===== Dataset =====

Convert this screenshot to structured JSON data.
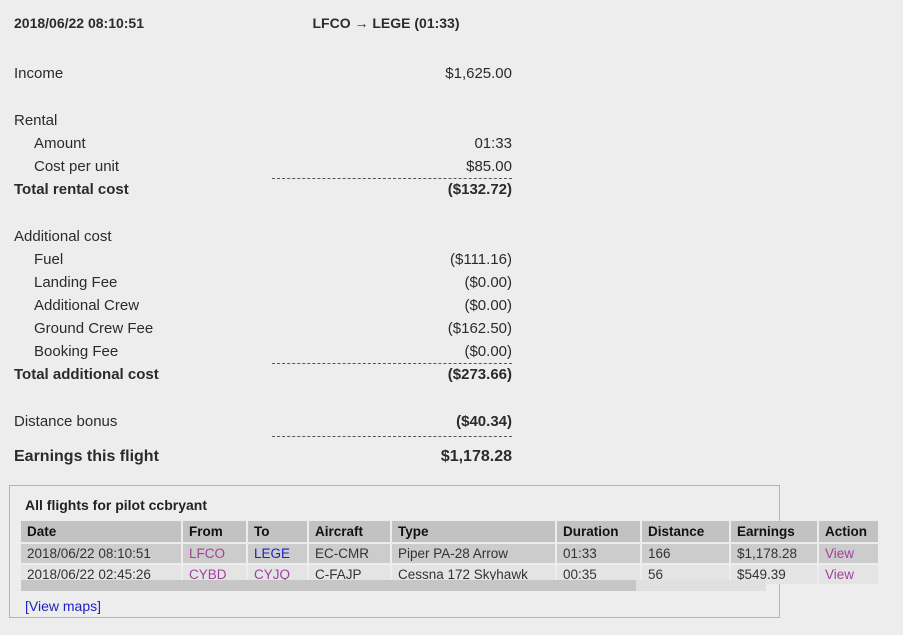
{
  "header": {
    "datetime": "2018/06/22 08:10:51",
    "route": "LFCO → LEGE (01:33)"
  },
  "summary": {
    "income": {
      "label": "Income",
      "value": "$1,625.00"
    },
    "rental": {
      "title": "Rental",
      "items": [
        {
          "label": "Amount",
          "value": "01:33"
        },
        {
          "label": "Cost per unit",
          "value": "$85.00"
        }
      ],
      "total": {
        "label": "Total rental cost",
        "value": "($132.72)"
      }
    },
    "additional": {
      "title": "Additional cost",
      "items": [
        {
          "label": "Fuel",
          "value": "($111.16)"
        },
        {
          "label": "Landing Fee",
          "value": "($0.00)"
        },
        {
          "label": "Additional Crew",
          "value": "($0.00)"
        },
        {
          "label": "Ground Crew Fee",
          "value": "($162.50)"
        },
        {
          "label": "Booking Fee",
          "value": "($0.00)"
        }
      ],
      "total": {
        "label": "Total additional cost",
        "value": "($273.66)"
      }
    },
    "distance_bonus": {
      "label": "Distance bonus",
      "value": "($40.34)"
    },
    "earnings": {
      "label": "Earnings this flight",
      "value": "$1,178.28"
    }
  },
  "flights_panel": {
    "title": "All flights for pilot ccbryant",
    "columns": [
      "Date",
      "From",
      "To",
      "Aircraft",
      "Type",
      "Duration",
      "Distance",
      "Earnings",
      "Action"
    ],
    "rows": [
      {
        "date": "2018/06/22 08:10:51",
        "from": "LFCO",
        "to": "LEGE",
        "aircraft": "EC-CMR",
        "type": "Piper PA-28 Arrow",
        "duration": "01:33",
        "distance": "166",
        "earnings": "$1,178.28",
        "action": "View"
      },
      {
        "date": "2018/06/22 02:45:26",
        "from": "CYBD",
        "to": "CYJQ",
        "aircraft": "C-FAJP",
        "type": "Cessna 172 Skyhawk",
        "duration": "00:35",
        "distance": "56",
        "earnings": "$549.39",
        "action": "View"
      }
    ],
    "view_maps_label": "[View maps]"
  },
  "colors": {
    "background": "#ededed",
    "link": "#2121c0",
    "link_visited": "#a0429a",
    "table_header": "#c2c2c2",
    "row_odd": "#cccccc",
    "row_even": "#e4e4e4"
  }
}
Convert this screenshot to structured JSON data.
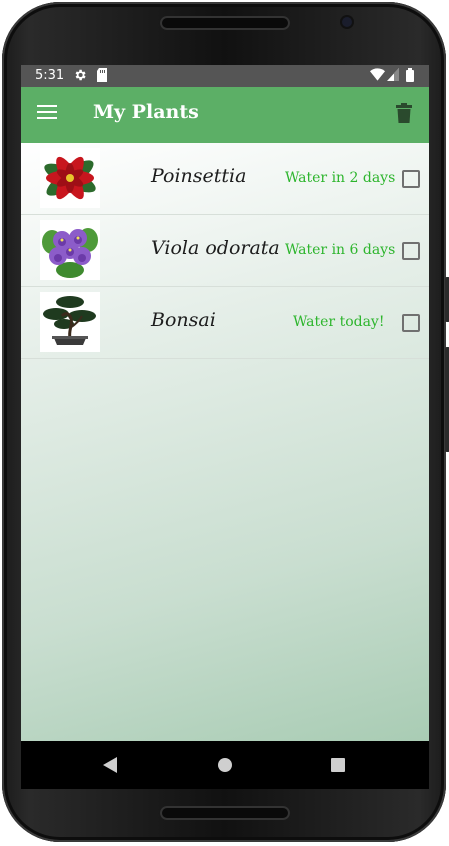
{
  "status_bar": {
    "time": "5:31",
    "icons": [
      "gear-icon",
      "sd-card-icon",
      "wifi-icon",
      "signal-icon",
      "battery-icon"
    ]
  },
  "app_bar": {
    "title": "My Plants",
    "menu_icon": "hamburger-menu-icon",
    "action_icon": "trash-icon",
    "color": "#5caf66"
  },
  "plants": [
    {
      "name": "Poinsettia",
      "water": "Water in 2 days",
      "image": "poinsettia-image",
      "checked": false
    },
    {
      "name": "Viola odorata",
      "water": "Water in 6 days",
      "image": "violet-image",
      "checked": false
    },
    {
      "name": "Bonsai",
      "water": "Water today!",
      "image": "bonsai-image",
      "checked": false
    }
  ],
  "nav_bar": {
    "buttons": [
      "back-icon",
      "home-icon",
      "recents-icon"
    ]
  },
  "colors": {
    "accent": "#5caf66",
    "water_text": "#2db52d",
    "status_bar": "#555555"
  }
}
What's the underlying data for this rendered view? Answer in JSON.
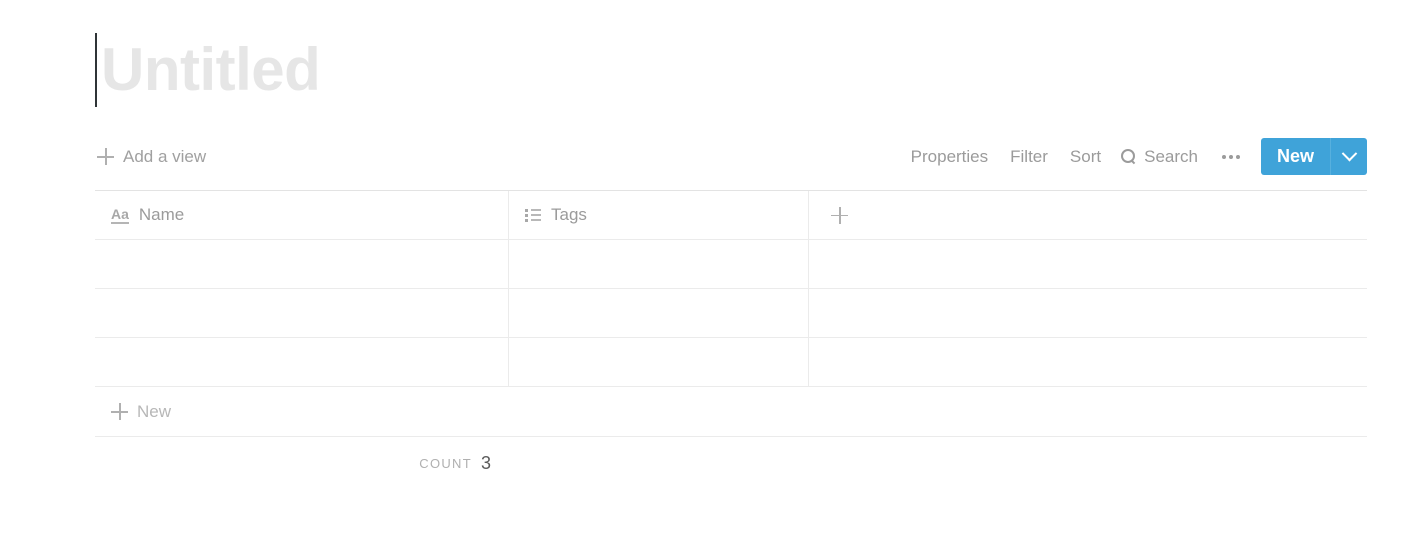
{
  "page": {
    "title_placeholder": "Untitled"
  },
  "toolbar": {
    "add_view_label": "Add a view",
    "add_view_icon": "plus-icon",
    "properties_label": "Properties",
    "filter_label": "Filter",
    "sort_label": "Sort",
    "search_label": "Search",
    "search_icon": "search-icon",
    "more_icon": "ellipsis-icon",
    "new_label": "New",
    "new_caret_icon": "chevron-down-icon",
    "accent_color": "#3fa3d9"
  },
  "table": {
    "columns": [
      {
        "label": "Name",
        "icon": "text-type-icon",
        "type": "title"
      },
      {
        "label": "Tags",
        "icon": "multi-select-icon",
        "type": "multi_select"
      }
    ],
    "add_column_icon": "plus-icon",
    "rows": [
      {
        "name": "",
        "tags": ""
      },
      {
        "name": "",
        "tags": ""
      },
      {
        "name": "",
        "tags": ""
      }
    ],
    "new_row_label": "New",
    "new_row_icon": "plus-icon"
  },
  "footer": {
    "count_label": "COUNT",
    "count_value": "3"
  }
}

=====

Exercise:
Select every line of the records holding the string "this".

Expected output:
Convert this screenshot to structured JSON data.
      "label": "Earnings this flight",
Convert this screenshot to structured JSON data.
What's the underlying data for this rendered view? Answer in JSON.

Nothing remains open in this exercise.